'''

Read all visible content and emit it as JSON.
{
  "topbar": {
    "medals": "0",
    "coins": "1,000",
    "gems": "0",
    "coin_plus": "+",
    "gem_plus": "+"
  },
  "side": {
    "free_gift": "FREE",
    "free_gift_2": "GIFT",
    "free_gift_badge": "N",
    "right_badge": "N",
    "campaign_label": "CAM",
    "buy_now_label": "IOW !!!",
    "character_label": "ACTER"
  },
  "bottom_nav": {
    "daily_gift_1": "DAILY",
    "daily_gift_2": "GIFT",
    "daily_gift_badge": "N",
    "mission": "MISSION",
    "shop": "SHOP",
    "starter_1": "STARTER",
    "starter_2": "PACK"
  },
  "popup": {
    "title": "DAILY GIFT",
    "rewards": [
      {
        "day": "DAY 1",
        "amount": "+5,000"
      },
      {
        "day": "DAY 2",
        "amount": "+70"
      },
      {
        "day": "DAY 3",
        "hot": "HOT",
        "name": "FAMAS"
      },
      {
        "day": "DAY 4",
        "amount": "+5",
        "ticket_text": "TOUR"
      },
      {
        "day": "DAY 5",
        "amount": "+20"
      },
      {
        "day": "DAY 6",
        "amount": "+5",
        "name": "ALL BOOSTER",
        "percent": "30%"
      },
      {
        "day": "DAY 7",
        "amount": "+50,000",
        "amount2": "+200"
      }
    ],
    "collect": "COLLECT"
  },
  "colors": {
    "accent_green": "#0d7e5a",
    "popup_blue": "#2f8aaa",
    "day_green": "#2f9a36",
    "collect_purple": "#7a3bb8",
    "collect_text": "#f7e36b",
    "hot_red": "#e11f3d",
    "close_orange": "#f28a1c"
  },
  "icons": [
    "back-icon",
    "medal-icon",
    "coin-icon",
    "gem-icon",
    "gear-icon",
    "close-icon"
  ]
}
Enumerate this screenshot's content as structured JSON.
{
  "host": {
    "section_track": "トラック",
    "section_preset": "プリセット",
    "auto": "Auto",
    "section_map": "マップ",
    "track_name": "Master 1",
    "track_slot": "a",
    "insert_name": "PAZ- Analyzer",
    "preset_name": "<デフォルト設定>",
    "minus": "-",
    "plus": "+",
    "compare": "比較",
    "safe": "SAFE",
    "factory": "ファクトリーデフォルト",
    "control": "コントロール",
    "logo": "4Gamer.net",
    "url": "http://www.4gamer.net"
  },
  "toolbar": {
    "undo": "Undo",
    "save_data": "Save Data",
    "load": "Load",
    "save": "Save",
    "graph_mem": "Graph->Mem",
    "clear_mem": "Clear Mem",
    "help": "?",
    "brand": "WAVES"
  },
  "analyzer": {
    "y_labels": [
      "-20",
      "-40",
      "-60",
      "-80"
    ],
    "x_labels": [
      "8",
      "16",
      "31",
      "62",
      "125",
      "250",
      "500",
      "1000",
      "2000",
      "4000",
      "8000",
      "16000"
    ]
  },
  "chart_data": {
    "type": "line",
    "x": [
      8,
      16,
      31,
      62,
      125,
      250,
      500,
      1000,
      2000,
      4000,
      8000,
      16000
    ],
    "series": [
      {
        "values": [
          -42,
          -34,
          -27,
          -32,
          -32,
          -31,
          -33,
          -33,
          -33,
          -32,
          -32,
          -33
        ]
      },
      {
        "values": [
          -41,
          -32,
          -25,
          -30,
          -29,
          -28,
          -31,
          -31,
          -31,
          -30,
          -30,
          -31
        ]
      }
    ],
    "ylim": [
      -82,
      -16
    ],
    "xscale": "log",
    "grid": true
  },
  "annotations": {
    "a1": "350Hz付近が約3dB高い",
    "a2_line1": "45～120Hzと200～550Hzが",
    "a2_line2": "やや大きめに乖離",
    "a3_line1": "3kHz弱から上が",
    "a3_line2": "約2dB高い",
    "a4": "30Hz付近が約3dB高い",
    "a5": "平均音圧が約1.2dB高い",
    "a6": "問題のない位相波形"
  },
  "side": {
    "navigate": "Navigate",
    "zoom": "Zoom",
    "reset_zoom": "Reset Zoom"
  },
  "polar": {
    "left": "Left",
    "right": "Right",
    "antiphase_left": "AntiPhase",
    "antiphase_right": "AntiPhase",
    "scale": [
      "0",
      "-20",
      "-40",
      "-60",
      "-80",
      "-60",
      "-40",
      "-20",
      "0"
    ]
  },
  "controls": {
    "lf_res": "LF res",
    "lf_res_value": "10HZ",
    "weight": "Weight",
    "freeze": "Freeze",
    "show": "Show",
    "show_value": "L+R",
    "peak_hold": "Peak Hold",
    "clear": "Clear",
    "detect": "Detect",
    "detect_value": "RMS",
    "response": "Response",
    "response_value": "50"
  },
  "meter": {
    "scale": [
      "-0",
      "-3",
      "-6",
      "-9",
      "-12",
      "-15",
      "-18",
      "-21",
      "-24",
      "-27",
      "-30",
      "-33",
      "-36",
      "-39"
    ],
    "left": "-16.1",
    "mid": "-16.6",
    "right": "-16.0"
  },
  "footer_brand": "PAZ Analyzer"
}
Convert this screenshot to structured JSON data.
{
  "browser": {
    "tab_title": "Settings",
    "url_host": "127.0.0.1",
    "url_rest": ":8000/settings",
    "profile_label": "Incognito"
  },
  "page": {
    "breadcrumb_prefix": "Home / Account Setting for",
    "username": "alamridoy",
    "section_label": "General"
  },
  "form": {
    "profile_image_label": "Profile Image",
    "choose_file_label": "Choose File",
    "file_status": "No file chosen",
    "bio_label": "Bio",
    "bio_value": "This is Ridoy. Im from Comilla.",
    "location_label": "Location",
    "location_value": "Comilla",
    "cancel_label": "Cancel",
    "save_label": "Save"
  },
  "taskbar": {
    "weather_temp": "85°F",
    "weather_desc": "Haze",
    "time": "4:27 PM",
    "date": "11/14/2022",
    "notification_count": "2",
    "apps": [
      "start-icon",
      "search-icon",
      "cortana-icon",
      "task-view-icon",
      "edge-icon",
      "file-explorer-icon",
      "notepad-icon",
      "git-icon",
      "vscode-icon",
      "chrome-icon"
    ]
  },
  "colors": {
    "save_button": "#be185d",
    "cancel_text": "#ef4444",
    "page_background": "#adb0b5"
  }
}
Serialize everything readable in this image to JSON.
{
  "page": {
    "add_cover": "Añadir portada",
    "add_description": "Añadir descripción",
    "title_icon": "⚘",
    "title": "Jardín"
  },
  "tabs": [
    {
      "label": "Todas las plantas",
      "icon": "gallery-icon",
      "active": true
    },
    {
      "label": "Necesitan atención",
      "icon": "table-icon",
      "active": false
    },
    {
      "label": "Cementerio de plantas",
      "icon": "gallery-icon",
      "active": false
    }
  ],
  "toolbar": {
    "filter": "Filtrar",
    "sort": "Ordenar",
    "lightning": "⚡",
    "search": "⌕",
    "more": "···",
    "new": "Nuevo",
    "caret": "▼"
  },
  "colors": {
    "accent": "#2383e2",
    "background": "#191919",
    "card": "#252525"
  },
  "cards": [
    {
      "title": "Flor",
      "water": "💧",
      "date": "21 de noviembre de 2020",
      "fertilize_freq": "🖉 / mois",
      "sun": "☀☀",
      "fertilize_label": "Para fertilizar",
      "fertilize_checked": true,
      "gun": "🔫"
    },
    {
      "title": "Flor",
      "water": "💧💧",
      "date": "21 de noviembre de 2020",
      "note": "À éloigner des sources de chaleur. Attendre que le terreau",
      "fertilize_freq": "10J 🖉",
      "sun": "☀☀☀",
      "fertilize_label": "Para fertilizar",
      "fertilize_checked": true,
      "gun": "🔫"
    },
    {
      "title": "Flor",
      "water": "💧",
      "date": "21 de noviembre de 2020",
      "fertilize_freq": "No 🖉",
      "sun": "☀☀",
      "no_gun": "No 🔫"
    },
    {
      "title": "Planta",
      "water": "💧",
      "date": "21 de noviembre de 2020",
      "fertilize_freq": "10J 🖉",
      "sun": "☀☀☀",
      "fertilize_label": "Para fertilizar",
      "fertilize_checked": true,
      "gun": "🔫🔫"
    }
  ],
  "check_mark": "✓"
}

'''

#### GIVEN REQUEST:
Report all lines of the material that contain the word "content".

#### EXPECTED ANSWER:
Read all visible content and emit it as JSON.
Enumerate this screenshot's content as structured JSON.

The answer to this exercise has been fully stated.